• _What needs to be done_
Pick every line out of the entries below that has the string "ABURRIDO", and copy it.

BEGIN

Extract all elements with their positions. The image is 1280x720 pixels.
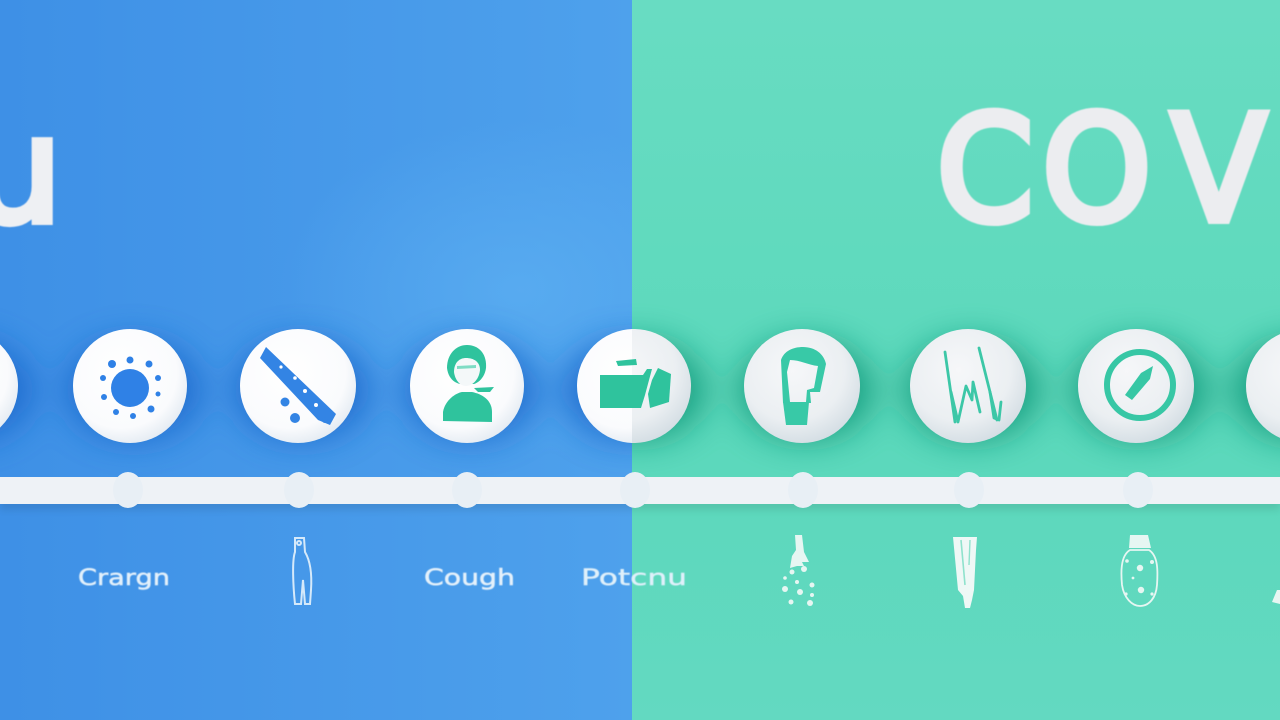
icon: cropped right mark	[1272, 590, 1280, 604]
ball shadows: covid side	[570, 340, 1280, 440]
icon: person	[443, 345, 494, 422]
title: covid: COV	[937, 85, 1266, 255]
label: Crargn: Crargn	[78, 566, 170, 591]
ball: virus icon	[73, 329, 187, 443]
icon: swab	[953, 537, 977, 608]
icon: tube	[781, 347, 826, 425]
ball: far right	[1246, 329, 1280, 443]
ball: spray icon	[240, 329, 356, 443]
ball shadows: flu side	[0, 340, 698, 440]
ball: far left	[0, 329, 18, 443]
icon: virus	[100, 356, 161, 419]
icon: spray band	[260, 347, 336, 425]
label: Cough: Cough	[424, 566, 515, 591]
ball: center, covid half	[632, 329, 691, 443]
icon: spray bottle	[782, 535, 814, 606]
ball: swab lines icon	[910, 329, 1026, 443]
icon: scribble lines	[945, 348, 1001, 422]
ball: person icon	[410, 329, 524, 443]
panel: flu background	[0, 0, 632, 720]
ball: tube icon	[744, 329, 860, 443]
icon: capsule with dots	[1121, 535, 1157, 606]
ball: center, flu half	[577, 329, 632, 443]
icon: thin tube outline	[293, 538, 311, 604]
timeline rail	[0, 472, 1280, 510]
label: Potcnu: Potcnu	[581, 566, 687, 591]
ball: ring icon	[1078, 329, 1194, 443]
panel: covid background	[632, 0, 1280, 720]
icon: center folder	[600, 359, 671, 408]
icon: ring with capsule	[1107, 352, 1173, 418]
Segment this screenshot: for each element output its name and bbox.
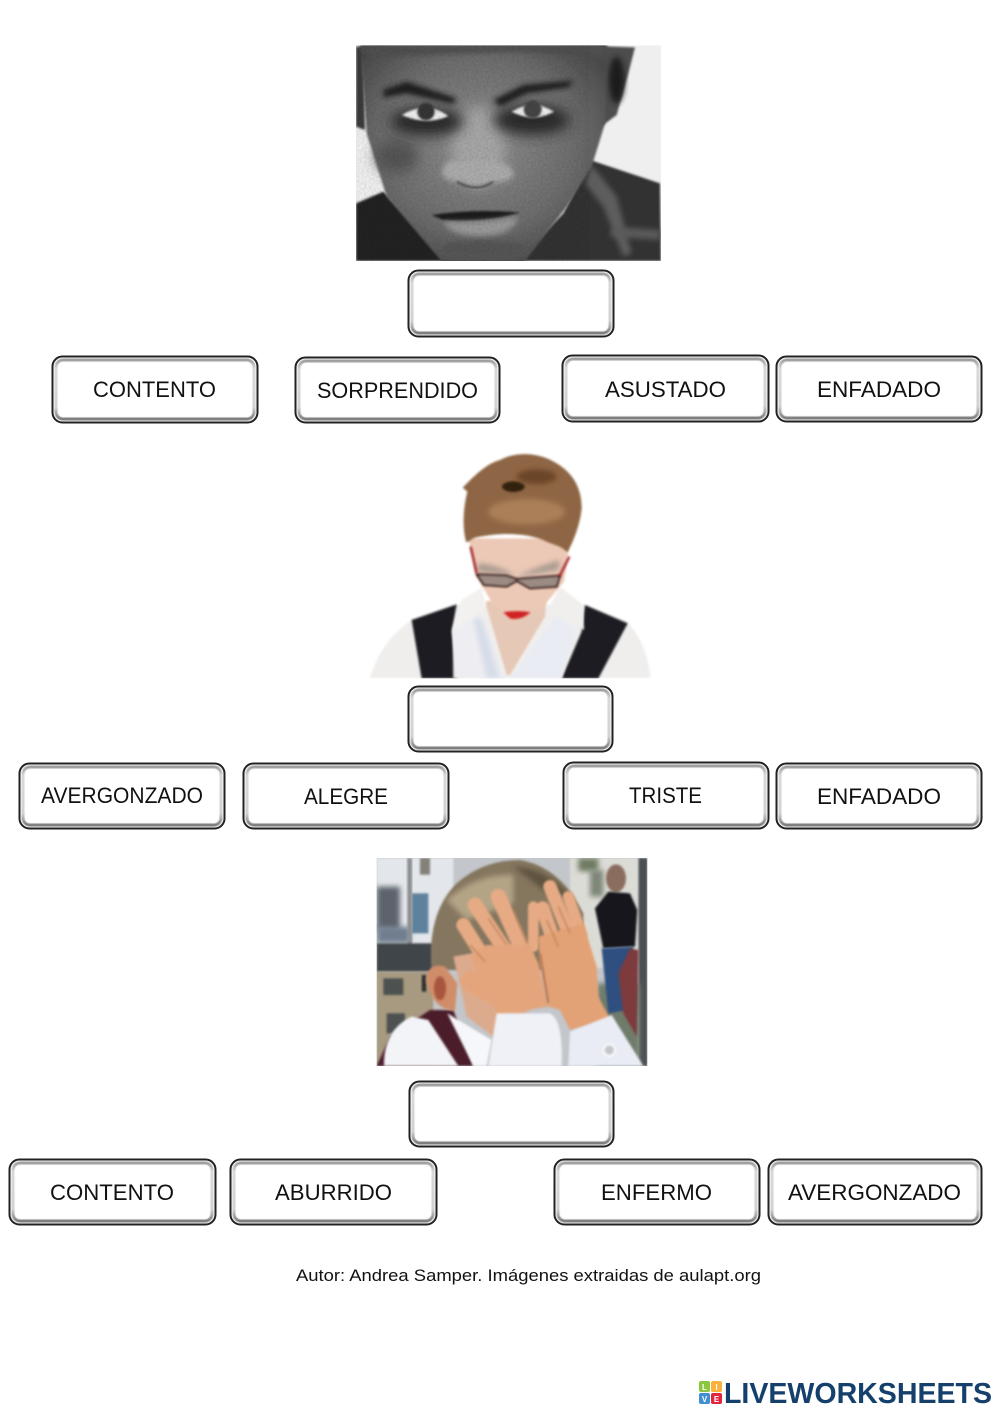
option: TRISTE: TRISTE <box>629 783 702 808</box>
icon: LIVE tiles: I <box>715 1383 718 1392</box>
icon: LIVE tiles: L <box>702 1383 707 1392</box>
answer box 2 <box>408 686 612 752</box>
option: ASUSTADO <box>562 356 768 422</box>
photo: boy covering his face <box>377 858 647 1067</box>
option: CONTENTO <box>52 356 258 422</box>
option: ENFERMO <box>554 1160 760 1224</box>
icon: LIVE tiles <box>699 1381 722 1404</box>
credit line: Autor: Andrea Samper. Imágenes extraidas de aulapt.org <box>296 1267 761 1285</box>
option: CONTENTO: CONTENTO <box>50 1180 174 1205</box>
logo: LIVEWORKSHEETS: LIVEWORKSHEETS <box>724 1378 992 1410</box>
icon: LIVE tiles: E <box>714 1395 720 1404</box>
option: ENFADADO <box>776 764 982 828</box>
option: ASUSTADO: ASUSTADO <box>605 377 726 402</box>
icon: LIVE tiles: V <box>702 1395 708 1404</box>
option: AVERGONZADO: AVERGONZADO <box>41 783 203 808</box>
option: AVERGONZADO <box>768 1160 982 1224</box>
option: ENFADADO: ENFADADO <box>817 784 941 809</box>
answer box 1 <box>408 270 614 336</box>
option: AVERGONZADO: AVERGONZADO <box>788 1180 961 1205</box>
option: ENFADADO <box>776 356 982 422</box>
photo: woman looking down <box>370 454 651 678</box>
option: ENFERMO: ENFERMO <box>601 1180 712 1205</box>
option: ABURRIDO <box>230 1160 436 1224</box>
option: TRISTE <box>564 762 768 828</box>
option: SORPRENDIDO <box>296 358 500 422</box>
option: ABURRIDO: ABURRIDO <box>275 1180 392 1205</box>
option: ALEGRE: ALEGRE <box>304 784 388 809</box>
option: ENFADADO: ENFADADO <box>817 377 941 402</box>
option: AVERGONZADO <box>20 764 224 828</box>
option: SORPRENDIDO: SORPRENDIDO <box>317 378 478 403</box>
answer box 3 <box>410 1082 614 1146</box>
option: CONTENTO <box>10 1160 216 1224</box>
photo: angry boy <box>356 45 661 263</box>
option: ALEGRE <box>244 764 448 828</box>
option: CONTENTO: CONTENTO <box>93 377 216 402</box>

END

• _Exercise response_
option: ABURRIDO <box>230 1160 436 1224</box>
option: ABURRIDO: ABURRIDO <box>275 1180 392 1205</box>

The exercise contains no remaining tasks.